### [Brief]
All lines from the line containing "What text is on this page?" up to and including the last line of the listing below should be echoed exactly; no other lines belong in the response.

Stored records
start
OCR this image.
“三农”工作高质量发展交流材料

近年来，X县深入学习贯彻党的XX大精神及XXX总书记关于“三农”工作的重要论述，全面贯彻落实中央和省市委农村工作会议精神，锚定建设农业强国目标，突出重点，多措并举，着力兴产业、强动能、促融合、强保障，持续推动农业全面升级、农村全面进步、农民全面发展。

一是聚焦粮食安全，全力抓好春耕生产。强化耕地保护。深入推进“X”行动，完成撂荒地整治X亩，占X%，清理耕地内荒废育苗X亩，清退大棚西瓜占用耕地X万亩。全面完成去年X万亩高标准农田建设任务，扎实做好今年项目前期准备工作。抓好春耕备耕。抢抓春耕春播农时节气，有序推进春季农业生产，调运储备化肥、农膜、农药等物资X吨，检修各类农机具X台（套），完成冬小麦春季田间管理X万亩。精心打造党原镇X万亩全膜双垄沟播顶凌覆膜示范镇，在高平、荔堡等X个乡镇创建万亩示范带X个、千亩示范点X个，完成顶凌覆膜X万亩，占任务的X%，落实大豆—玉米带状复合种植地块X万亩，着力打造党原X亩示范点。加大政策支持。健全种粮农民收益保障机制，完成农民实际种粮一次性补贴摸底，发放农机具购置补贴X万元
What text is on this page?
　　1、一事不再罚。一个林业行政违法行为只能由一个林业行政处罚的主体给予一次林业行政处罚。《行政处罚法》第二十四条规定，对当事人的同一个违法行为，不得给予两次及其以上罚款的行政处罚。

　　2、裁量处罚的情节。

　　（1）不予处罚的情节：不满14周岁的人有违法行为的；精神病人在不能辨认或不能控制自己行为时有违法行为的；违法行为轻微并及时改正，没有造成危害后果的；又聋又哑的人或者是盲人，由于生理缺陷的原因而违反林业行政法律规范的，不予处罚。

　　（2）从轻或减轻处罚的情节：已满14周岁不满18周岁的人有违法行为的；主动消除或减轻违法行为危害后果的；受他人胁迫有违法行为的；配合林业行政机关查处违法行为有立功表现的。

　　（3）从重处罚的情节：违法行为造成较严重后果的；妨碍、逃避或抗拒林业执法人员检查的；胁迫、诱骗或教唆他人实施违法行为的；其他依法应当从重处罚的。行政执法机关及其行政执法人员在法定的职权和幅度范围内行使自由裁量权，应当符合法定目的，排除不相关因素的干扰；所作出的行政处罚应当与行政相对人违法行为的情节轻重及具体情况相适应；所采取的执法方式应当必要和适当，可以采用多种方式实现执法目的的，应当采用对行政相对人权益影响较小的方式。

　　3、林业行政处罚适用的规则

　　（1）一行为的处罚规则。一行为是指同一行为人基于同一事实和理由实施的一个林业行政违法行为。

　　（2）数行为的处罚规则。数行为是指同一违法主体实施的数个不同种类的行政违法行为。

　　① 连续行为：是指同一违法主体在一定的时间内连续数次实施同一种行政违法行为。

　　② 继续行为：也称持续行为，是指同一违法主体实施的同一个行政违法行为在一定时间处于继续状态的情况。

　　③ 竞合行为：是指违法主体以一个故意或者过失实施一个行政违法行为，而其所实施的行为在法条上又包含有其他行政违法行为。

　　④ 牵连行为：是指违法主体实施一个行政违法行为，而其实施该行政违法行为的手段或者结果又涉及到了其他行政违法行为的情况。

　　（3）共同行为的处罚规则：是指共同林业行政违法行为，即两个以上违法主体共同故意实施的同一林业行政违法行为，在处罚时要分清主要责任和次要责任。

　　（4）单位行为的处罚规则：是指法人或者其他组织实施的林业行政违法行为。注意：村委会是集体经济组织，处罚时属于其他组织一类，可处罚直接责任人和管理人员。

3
end
### [Response]
What text is on this page?
　　1、一事不再罚。一个林业行政违法行为只能由一个林业行政处罚的主体给予一次林业行政处罚。《行政处罚法》第二十四条规定，对当事人的同一个违法行为，不得给予两次及其以上罚款的行政处罚。

　　2、裁量处罚的情节。

　　（1）不予处罚的情节：不满14周岁的人有违法行为的；精神病人在不能辨认或不能控制自己行为时有违法行为的；违法行为轻微并及时改正，没有造成危害后果的；又聋又哑的人或者是盲人，由于生理缺陷的原因而违反林业行政法律规范的，不予处罚。

　　（2）从轻或减轻处罚的情节：已满14周岁不满18周岁的人有违法行为的；主动消除或减轻违法行为危害后果的；受他人胁迫有违法行为的；配合林业行政机关查处违法行为有立功表现的。

　　（3）从重处罚的情节：违法行为造成较严重后果的；妨碍、逃避或抗拒林业执法人员检查的；胁迫、诱骗或教唆他人实施违法行为的；其他依法应当从重处罚的。行政执法机关及其行政执法人员在法定的职权和幅度范围内行使自由裁量权，应当符合法定目的，排除不相关因素的干扰；所作出的行政处罚应当与行政相对人违法行为的情节轻重及具体情况相适应；所采取的执法方式应当必要和适当，可以采用多种方式实现执法目的的，应当采用对行政相对人权益影响较小的方式。

　　3、林业行政处罚适用的规则

　　（1）一行为的处罚规则。一行为是指同一行为人基于同一事实和理由实施的一个林业行政违法行为。

　　（2）数行为的处罚规则。数行为是指同一违法主体实施的数个不同种类的行政违法行为。

　　① 连续行为：是指同一违法主体在一定的时间内连续数次实施同一种行政违法行为。

　　② 继续行为：也称持续行为，是指同一违法主体实施的同一个行政违法行为在一定时间处于继续状态的情况。

　　③ 竞合行为：是指违法主体以一个故意或者过失实施一个行政违法行为，而其所实施的行为在法条上又包含有其他行政违法行为。

　　④ 牵连行为：是指违法主体实施一个行政违法行为，而其实施该行政违法行为的手段或者结果又涉及到了其他行政违法行为的情况。

　　（3）共同行为的处罚规则：是指共同林业行政违法行为，即两个以上违法主体共同故意实施的同一林业行政违法行为，在处罚时要分清主要责任和次要责任。

　　（4）单位行为的处罚规则：是指法人或者其他组织实施的林业行政违法行为。注意：村委会是集体经济组织，处罚时属于其他组织一类，可处罚直接责任人和管理人员。

3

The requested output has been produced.